## [What you are asked to do]
Output the stretch of entries from the start through the line that contains "Point bbox=[429, 632, 451, 647]", both ends included, copying each line verbatim.

---------- Exercise material ----------

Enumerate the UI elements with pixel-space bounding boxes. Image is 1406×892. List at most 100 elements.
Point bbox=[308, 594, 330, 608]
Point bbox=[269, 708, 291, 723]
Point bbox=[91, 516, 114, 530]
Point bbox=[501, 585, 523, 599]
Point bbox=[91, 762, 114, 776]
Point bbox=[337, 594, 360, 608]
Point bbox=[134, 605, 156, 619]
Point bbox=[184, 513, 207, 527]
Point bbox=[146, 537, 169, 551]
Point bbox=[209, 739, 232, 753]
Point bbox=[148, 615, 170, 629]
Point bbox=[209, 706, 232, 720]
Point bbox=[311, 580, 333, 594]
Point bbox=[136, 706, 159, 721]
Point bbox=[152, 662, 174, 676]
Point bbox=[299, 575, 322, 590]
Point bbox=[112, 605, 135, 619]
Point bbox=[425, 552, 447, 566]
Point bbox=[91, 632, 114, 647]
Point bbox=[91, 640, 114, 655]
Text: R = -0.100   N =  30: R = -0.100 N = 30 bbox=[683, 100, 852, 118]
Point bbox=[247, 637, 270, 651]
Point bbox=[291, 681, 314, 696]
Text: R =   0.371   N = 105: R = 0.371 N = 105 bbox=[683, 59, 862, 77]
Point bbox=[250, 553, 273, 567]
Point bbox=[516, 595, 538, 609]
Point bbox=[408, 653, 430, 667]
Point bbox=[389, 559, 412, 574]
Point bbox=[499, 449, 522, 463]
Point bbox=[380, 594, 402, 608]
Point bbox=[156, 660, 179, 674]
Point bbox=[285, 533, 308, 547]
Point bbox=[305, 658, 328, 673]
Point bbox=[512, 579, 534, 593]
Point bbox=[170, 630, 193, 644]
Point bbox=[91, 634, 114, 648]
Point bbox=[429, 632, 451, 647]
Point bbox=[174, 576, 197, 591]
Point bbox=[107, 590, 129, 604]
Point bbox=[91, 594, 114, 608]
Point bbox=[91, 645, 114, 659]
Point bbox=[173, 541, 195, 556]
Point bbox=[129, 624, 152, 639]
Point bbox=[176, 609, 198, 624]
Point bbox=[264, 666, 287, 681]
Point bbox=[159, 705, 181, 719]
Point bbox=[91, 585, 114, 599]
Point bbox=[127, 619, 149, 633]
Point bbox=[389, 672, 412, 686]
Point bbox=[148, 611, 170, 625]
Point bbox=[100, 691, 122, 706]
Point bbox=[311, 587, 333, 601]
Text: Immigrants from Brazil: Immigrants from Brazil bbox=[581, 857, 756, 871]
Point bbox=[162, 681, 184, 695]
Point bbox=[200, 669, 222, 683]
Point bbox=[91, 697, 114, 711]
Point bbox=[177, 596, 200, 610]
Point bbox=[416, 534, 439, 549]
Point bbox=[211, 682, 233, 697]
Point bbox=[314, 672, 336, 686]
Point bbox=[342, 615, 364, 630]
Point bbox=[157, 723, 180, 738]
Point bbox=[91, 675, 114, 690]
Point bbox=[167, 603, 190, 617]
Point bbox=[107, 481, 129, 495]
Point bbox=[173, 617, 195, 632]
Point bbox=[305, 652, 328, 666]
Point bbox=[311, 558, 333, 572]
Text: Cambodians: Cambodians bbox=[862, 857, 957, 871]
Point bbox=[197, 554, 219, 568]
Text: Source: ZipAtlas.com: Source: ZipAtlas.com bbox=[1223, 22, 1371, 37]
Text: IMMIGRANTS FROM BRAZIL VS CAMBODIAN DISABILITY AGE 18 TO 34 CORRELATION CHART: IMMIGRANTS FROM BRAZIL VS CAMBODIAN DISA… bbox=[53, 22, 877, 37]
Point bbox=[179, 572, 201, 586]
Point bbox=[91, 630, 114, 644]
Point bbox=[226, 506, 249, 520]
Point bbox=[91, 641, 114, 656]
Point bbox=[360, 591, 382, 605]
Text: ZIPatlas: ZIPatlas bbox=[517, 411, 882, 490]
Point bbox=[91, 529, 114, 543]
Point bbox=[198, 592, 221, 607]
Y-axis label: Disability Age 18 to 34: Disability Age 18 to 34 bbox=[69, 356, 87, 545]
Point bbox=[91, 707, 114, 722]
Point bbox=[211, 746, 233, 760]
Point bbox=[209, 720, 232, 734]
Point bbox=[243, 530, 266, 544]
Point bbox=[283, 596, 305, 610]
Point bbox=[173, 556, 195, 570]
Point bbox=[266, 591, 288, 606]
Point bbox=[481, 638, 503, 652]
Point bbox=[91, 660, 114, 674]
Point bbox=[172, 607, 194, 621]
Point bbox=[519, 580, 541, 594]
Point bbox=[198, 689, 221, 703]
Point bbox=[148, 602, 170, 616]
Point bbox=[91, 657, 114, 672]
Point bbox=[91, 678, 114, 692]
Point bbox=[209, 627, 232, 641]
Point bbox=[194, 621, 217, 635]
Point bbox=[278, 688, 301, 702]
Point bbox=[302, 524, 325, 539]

----------

## [Solution]
Enumerate the UI elements with pixel-space bounding boxes. Image is 1406×892. List at most 100 elements.
Point bbox=[308, 594, 330, 608]
Point bbox=[269, 708, 291, 723]
Point bbox=[91, 516, 114, 530]
Point bbox=[501, 585, 523, 599]
Point bbox=[91, 762, 114, 776]
Point bbox=[337, 594, 360, 608]
Point bbox=[134, 605, 156, 619]
Point bbox=[184, 513, 207, 527]
Point bbox=[146, 537, 169, 551]
Point bbox=[209, 739, 232, 753]
Point bbox=[148, 615, 170, 629]
Point bbox=[209, 706, 232, 720]
Point bbox=[311, 580, 333, 594]
Point bbox=[136, 706, 159, 721]
Point bbox=[152, 662, 174, 676]
Point bbox=[299, 575, 322, 590]
Point bbox=[112, 605, 135, 619]
Point bbox=[425, 552, 447, 566]
Point bbox=[91, 632, 114, 647]
Point bbox=[91, 640, 114, 655]
Text: R = -0.100   N =  30: R = -0.100 N = 30 bbox=[683, 100, 852, 118]
Point bbox=[247, 637, 270, 651]
Point bbox=[291, 681, 314, 696]
Text: R =   0.371   N = 105: R = 0.371 N = 105 bbox=[683, 59, 862, 77]
Point bbox=[250, 553, 273, 567]
Point bbox=[516, 595, 538, 609]
Point bbox=[408, 653, 430, 667]
Point bbox=[389, 559, 412, 574]
Point bbox=[499, 449, 522, 463]
Point bbox=[380, 594, 402, 608]
Point bbox=[156, 660, 179, 674]
Point bbox=[285, 533, 308, 547]
Point bbox=[305, 658, 328, 673]
Point bbox=[512, 579, 534, 593]
Point bbox=[170, 630, 193, 644]
Point bbox=[91, 634, 114, 648]
Point bbox=[429, 632, 451, 647]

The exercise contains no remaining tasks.